Begin Selected excerpt
The question of the proper employment of the Indian Cash Balances is, therefore, a very old one, and one in regard to which the Government have pursued no consistent policy. The effect of recent practice, however, has been on the whole to divert more funds than formerly from banking purposes. On the one hand the Government have been less willing to allow the Banks loans in addition to the normal balances kept with them, and on the other hand the general level of the cash balances has been getting higher.

While the Government’s practice has become stricter, it is arguable, I think, that there is less need for it. Originally, we have seen, the Government banked with the Presidency Banks, and difficulties arose because, the Government’s deposits bearing a high proportion to the Bank’s total resources, it was not easy to release a large part of these deposits suddenly. This would no longer be the case to nearly the same extent, even if the Government were to place much larger sums with the Banks. In 1870[81] the public deposits at £3,600,000 fell not far short of the total private deposits and exceeded by 50 per cent the capital and reserve of the Banks; in 1880 they were £1,900,000, and were about one–third of the private deposits; in 1890 the figures were £2,400,000, equal to about a quarter of the private deposits; in 1900, £1,900,000, equal to less than a quarter; in 1912 the Government deposits at £2,500,000 were not much more than a tenth of the private deposits. Moreover, the capital and reserves of the Banks have doubled since 1870.

37. The portion of the Cash Balances deposited, under the above arrangements, with the three Presidency Banks varies, of course, from week to week. The amount normally placed with the Head Offices of the Banks has fluctuated for some time in the neighbourhood of £1,000,000. In addition to this, further sums, fluctuating about £1,500,000, are held at branch offices of the Banks. These are deposited on a different understanding (see p. 184, footnote) from that governing the sums at the Head Offices, and are held literally at call, the amounts at particular branches being subject to wide variations. The total sums placed with the Banks, head and branch offices together, are usually about £2,000,000, and the maximum deposits in recent years have been about £3,000,000. On these deposits, as in the case of the Bank of England and the British Government deposits, the Banks pay no interest. The whole of the rest of the Government Balances is maintained in cash (rupees, notes, or sovereigns) in the various Government Treasuries. This is the present position. The Government are free in exceptional circumstances, as we have seen above, to place additional sums with the Presidency Banks on which interest is payable. But advantage has not been taken of these powers recently.
End Selected excerpt
Required task A:
Answer these questions from the passage on the Indian Cash Balances:
(i) How large were the public deposits with the Banks in 1870?
(ii) About how much has normally been placed with the Head Offices of the Banks?
(iii) Do the Banks pay interest on the Government deposits they hold?
Required task B:
Rewrite the passage on the Indian Cash Balances from "The question of" to "been getting higher.", swapping "consistent" for "uniform".
Required task C:
Carry on the passage on the Indian Cash Balances, picking up after its final sentence.
The records that follow are not needed for any of this work.
Begin Stored data
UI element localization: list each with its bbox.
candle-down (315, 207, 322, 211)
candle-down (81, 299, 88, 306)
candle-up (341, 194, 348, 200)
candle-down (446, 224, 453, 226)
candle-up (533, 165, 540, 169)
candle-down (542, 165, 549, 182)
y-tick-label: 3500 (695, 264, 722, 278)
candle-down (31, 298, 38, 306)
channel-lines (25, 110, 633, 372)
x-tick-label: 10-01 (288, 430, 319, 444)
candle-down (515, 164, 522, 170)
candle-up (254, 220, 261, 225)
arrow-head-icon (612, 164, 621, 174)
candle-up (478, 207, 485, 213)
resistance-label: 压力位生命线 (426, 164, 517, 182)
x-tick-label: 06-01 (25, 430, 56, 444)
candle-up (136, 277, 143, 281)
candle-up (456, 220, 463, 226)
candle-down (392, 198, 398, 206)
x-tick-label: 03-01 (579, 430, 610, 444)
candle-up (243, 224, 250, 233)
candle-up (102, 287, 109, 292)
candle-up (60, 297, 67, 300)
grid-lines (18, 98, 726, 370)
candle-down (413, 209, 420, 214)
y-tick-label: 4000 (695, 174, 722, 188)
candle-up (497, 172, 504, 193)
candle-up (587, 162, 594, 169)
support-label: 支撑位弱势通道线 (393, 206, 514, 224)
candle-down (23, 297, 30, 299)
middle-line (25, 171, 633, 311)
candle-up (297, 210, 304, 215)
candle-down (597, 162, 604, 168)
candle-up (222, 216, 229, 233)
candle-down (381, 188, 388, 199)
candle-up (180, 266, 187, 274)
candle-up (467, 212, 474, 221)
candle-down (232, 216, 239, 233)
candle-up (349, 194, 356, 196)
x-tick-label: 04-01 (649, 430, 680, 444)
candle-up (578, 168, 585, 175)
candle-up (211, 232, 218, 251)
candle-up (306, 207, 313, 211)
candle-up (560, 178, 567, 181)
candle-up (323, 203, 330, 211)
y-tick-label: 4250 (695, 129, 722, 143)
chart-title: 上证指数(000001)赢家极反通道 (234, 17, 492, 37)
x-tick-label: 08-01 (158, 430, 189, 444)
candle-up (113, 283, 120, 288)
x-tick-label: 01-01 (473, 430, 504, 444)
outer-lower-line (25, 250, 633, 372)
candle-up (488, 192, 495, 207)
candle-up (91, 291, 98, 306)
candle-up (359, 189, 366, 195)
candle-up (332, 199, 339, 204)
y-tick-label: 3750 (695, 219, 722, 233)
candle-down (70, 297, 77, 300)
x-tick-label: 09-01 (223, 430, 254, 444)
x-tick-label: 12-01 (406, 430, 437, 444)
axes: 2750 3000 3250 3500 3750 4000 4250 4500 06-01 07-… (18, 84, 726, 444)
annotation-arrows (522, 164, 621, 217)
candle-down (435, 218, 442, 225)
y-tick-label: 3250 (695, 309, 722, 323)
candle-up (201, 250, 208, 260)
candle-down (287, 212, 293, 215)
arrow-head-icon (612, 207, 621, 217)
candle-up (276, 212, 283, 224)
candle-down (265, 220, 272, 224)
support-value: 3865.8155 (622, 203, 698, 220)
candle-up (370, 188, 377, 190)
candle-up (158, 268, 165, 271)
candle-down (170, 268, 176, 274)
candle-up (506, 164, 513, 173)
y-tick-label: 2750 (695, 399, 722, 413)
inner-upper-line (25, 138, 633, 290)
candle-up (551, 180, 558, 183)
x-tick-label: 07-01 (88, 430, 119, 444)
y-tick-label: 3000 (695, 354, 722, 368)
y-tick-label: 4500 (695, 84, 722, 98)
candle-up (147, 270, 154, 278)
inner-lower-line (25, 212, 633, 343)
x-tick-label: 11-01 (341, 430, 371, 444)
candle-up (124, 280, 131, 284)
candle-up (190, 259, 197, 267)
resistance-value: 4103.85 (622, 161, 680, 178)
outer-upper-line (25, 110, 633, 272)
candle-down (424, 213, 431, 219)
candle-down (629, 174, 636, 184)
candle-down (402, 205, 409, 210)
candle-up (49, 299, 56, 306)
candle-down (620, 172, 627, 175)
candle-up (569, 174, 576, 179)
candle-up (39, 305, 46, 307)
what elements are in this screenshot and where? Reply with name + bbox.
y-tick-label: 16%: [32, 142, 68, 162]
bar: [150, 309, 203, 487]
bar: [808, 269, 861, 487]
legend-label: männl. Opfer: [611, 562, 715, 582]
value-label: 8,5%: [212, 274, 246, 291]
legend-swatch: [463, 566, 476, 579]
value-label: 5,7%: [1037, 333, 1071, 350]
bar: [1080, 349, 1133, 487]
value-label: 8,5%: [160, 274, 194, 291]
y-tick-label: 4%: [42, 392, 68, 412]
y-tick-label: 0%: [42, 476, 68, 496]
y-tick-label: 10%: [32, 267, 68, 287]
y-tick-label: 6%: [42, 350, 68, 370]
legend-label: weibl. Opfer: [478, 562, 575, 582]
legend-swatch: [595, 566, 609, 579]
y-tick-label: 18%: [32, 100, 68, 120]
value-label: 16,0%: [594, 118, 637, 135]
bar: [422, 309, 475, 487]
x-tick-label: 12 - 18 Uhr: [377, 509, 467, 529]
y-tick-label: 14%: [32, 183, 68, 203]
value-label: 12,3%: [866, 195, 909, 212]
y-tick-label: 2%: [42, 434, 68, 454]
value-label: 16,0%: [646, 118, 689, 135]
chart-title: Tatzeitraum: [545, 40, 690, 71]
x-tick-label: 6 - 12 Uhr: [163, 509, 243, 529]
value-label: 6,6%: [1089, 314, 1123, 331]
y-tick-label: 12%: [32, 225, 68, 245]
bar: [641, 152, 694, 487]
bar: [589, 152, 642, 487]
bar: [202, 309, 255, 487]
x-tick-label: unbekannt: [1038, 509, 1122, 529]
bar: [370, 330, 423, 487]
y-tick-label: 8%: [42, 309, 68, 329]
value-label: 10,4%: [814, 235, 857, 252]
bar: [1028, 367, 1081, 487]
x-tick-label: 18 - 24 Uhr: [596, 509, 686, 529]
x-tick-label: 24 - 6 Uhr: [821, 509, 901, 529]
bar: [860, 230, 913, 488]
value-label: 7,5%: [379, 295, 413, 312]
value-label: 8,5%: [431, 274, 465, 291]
End Stored data
Task result A:
(i) £3,600,000.
(ii) About £1,000,000.
(iii) No, the Banks pay no interest on these deposits.

Task result B:
The question of the proper employment of the Indian Cash Balances is, therefore, a very old one, and one in regard to which the Government have pursued no uniform policy. The effect of recent practice, however, has been on the whole to divert more funds than formerly from banking purposes. On the one hand the Government have been less willing to allow the Banks loans in addition to the normal balances kept with them, and on the other hand the general level of the cash balances has been getting higher.

Task result C:
38. In view of the facts mentioned at the end of § 36, I am of opinion that the Reserve Treasury system needs reconsideration and that at present rather more funds, perhaps, than is necessary are withdrawn from the use of the Money Market into the Treasuries.

But the critics referred to in § 35 are following a false track when they argue that much offence lies in the present use of the Cash Balances, and that the main remedy for the seasonal stringency of the Indian Money Market is to be found in lending out these balances in India during the busy season. In thinking that any substantial remedy is to be obtained by loans from this source, they are paying too much attention to the transient circumstances of a single year. I believe, for the reasons given below, that the Indian Money Market cannot expect very much assistance from the Cash Balances, and that they have much more to hope for in the future from the growing resources of the Paper Currency Reserve.